• **Exercise aim**:
Look for the word "menjadi" in each line and report the count of matching lines, with nothing added.

• **Data excerpts**:
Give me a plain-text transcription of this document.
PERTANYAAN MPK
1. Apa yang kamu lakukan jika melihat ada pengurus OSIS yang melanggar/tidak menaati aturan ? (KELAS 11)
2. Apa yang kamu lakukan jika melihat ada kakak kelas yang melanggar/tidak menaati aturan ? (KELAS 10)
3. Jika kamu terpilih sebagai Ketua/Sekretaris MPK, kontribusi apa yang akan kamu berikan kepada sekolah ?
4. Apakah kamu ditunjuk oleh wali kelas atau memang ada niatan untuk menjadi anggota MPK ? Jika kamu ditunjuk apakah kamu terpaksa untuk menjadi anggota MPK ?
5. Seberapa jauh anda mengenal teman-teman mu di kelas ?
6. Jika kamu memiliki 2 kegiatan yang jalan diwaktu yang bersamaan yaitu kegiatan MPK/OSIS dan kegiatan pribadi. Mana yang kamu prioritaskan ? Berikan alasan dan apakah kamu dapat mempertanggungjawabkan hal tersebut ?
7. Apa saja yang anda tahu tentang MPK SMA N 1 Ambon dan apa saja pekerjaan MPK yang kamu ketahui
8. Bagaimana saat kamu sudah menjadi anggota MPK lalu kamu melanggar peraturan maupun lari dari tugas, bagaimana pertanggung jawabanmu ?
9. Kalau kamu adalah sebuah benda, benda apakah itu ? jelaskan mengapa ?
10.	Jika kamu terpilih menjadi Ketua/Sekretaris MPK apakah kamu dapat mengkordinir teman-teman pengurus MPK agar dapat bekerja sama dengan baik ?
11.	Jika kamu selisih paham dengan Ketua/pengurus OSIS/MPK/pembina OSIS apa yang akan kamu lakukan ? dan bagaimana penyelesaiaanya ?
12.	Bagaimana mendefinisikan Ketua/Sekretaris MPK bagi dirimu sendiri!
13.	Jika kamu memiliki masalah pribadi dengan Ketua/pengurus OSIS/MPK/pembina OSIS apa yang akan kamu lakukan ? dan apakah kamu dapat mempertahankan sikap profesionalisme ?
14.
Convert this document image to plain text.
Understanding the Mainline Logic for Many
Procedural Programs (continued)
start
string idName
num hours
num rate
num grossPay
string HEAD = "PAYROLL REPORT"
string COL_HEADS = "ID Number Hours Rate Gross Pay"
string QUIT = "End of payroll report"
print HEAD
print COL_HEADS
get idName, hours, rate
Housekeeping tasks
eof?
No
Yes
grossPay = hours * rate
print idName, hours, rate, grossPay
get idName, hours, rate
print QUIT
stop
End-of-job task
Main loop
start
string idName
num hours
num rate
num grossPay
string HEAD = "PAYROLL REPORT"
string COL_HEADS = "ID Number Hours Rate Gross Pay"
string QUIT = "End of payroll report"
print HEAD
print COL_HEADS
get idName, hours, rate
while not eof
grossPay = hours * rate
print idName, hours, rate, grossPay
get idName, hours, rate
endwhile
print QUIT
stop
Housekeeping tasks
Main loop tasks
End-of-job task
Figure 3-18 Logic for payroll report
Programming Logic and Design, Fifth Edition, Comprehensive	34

• **Exercise output**:
3